YOUR GOAL
Nothing may be dropped or altered: reproduce all the data.

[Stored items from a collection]
_____
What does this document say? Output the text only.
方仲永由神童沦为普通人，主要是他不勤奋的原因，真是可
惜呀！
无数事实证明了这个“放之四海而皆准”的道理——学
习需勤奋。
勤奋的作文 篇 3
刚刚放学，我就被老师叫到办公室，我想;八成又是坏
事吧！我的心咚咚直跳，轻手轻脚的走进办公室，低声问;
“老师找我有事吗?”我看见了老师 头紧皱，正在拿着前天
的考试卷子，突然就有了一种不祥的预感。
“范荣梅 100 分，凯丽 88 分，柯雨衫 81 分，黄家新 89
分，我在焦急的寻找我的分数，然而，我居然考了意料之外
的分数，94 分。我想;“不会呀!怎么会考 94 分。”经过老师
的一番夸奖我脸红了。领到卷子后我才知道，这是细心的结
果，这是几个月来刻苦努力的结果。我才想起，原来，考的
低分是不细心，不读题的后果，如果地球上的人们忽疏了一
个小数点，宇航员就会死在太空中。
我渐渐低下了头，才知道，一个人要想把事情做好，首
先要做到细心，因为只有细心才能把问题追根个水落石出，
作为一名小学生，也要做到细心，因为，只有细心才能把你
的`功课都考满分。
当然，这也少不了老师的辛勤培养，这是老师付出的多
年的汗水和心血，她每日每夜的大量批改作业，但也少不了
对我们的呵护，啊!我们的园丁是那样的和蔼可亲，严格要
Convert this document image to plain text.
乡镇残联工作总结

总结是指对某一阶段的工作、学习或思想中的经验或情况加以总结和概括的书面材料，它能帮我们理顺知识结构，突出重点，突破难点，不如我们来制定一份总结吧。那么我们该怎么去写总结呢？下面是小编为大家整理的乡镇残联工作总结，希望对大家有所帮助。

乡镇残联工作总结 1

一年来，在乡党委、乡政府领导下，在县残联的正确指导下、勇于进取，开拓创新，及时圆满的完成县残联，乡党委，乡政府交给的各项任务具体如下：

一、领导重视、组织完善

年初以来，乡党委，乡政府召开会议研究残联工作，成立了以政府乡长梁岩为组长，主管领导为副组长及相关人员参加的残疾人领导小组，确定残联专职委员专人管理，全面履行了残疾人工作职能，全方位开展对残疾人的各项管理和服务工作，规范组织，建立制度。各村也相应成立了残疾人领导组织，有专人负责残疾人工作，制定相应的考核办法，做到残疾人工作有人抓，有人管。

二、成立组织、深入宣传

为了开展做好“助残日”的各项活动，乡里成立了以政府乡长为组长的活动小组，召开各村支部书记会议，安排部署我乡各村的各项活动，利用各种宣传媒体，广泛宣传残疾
_____
THE ANSWER
What does this document say? Output the text only.
方仲永由神童沦为普通人，主要是他不勤奋的原因，真是可
惜呀！
无数事实证明了这个“放之四海而皆准”的道理——学
习需勤奋。
勤奋的作文 篇 3
刚刚放学，我就被老师叫到办公室，我想;八成又是坏
事吧！我的心咚咚直跳，轻手轻脚的走进办公室，低声问;
“老师找我有事吗?”我看见了老师 头紧皱，正在拿着前天
的考试卷子，突然就有了一种不祥的预感。
“范荣梅 100 分，凯丽 88 分，柯雨衫 81 分，黄家新 89
分，我在焦急的寻找我的分数，然而，我居然考了意料之外
的分数，94 分。我想;“不会呀!怎么会考 94 分。”经过老师
的一番夸奖我脸红了。领到卷子后我才知道，这是细心的结
果，这是几个月来刻苦努力的结果。我才想起，原来，考的
低分是不细心，不读题的后果，如果地球上的人们忽疏了一
个小数点，宇航员就会死在太空中。
我渐渐低下了头，才知道，一个人要想把事情做好，首
先要做到细心，因为只有细心才能把问题追根个水落石出，
作为一名小学生，也要做到细心，因为，只有细心才能把你
的`功课都考满分。
当然，这也少不了老师的辛勤培养，这是老师付出的多
年的汗水和心血，她每日每夜的大量批改作业，但也少不了
对我们的呵护，啊!我们的园丁是那样的和蔼可亲，严格要
Convert this document image to plain text.
乡镇残联工作总结

总结是指对某一阶段的工作、学习或思想中的经验或情况加以总结和概括的书面材料，它能帮我们理顺知识结构，突出重点，突破难点，不如我们来制定一份总结吧。那么我们该怎么去写总结呢？下面是小编为大家整理的乡镇残联工作总结，希望对大家有所帮助。

乡镇残联工作总结 1

一年来，在乡党委、乡政府领导下，在县残联的正确指导下、勇于进取，开拓创新，及时圆满的完成县残联，乡党委，乡政府交给的各项任务具体如下：

一、领导重视、组织完善

年初以来，乡党委，乡政府召开会议研究残联工作，成立了以政府乡长梁岩为组长，主管领导为副组长及相关人员参加的残疾人领导小组，确定残联专职委员专人管理，全面履行了残疾人工作职能，全方位开展对残疾人的各项管理和服务工作，规范组织，建立制度。各村也相应成立了残疾人领导组织，有专人负责残疾人工作，制定相应的考核办法，做到残疾人工作有人抓，有人管。

二、成立组织、深入宣传

为了开展做好“助残日”的各项活动，乡里成立了以政府乡长为组长的活动小组，召开各村支部书记会议，安排部署我乡各村的各项活动，利用各种宣传媒体，广泛宣传残疾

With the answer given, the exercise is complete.